Saved data entries:
****

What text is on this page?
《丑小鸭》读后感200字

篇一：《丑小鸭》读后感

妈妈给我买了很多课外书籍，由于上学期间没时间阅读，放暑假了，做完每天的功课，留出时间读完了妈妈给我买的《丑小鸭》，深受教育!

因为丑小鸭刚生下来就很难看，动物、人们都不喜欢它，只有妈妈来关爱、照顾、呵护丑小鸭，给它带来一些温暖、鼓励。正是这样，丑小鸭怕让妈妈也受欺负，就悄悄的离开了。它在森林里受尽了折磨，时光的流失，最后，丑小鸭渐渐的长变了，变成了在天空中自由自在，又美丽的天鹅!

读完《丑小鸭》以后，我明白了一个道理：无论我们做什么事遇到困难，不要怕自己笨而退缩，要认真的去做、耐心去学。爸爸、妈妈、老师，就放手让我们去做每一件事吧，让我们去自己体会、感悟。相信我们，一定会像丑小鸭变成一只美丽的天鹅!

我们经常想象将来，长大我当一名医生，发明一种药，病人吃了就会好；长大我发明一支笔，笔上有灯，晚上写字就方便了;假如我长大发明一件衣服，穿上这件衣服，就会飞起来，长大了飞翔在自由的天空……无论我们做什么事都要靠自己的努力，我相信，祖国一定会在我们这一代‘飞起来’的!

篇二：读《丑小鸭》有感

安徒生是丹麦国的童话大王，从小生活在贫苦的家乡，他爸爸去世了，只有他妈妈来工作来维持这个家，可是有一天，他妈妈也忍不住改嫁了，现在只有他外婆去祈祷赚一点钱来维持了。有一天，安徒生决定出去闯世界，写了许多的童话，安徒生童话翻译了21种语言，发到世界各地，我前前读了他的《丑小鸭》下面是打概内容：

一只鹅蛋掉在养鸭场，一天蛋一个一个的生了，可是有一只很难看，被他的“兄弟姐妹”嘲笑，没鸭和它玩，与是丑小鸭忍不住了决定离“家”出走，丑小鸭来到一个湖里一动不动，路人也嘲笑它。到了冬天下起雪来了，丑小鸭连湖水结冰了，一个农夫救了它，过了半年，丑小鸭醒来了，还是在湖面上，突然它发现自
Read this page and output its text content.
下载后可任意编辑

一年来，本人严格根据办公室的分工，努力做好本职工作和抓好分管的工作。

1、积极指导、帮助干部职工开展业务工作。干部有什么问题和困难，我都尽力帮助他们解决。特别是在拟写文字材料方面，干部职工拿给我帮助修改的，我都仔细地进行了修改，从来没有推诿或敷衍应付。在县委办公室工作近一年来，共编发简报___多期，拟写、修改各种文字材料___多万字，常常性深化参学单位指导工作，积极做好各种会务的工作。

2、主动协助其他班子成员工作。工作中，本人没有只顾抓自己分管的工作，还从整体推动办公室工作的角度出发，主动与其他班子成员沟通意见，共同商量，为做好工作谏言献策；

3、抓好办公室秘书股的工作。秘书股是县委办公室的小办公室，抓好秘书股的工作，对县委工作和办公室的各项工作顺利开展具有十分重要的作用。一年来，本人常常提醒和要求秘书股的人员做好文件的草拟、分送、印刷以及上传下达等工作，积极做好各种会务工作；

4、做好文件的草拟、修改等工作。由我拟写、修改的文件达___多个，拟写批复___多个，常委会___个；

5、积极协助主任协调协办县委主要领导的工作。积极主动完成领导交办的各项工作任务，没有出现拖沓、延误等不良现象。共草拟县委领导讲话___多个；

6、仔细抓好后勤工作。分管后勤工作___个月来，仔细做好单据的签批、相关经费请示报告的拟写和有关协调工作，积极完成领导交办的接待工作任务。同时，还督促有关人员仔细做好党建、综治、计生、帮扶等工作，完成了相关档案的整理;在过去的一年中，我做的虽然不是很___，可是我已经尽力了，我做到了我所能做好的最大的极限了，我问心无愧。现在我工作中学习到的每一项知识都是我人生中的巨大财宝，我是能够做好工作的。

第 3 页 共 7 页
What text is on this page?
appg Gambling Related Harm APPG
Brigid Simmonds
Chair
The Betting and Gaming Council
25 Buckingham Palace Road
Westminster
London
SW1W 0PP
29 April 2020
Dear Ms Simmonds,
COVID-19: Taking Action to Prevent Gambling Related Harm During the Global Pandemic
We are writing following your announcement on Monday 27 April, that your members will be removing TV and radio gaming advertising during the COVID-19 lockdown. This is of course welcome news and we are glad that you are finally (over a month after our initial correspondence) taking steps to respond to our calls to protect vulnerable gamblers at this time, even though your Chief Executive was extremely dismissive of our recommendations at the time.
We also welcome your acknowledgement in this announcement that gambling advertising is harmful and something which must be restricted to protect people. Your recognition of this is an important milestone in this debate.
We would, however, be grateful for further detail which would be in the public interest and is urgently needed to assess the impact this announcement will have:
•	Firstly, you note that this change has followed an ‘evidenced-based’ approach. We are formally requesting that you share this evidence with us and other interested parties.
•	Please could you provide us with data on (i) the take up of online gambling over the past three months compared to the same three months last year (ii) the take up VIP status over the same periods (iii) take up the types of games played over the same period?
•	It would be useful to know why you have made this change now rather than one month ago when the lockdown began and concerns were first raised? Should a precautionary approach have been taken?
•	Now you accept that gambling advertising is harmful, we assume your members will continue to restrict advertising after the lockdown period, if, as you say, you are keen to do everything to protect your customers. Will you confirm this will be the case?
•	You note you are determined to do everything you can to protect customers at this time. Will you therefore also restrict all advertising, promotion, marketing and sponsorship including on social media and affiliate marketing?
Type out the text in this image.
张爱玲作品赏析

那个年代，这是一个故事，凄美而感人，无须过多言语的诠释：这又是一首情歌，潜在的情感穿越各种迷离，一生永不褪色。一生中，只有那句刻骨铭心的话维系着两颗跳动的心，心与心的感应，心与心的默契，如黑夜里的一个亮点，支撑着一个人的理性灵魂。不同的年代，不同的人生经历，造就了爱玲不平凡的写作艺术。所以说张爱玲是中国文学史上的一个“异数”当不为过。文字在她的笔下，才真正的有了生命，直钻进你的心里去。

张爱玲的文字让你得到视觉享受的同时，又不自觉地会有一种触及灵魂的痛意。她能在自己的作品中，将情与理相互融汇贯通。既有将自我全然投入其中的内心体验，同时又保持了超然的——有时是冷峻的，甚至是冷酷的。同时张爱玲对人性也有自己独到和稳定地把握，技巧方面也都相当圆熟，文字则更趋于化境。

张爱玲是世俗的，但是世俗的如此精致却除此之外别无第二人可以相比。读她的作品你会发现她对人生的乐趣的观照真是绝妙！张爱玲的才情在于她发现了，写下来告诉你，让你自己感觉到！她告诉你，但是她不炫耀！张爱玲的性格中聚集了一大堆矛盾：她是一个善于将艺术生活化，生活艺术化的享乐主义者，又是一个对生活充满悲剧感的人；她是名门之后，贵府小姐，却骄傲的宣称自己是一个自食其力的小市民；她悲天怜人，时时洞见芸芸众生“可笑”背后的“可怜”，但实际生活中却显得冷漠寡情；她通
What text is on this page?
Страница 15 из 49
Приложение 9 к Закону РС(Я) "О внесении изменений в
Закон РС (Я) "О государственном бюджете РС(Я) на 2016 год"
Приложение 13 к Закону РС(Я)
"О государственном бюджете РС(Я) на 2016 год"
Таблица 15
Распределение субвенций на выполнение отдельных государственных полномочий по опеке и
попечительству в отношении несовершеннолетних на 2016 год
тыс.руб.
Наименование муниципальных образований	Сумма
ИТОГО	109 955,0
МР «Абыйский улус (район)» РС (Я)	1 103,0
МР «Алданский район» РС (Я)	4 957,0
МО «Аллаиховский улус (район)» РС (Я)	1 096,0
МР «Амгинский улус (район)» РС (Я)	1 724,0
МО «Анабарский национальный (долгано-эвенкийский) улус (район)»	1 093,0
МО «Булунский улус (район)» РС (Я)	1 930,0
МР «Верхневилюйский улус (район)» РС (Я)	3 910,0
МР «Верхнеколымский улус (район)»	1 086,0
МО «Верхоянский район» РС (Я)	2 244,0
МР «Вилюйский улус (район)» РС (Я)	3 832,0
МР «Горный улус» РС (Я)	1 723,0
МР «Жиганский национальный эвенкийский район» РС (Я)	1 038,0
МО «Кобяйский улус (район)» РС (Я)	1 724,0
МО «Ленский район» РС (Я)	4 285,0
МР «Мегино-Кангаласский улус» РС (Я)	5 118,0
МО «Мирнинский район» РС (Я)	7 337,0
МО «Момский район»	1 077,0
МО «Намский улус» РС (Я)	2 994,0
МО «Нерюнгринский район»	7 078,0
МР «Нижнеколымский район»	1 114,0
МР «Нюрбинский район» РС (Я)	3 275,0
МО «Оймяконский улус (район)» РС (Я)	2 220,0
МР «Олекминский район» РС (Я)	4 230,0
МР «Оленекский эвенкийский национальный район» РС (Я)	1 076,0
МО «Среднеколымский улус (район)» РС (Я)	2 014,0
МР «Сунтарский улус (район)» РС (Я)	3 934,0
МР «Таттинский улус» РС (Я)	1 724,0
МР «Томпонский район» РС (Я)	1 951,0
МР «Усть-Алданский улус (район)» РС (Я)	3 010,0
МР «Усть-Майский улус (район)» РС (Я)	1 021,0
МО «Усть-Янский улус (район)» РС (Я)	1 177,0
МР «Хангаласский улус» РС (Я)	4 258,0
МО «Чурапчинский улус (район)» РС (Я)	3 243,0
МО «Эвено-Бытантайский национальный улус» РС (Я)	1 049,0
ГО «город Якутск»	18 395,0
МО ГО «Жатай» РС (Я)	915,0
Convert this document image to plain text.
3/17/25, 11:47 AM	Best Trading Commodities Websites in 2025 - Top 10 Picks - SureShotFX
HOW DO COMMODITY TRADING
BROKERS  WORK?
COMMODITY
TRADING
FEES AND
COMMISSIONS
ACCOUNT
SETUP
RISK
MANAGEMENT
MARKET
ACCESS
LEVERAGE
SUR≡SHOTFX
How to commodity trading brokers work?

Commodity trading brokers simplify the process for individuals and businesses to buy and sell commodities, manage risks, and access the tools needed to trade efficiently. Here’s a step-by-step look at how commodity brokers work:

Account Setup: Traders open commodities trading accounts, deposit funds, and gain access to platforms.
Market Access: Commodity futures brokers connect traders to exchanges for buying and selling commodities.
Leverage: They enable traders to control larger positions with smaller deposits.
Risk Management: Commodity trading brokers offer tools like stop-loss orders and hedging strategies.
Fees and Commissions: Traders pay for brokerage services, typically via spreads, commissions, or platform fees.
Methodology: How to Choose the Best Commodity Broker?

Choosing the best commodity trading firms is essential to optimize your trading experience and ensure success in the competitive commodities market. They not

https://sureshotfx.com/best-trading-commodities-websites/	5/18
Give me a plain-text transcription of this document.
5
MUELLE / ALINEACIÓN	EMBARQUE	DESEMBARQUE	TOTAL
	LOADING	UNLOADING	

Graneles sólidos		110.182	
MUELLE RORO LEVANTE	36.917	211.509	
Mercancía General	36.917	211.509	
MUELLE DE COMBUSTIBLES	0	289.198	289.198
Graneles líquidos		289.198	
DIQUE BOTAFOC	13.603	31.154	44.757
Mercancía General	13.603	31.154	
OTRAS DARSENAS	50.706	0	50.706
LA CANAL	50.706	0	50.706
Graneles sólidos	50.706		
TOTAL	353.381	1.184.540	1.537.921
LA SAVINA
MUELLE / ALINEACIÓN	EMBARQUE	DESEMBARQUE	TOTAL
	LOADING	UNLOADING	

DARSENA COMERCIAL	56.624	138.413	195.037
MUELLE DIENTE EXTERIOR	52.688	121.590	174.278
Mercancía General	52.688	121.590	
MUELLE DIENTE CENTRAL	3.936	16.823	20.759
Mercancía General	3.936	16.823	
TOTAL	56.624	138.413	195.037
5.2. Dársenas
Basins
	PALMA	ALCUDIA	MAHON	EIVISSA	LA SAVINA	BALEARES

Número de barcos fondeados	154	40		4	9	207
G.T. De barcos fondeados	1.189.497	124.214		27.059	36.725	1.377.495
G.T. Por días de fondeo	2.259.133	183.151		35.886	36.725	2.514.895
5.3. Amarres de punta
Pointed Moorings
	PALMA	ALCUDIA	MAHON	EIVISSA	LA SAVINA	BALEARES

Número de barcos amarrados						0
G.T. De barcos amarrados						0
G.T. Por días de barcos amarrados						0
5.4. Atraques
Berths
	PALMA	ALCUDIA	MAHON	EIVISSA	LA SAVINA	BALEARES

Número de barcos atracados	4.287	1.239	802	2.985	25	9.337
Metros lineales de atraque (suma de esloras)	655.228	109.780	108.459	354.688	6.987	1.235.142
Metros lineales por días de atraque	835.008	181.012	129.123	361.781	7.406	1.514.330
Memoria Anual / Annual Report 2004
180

****

### TASK OBJECTIVE
Show the lines of the material that contain the word "Metros".

### PROBLEM SOLUTION
Metros lineales de atraque (suma de esloras)	655.228	109.780	108.459	354.688	6.987	1.235.142
Metros lineales por días de atraque	835.008	181.012	129.123	361.781	7.406	1.514.330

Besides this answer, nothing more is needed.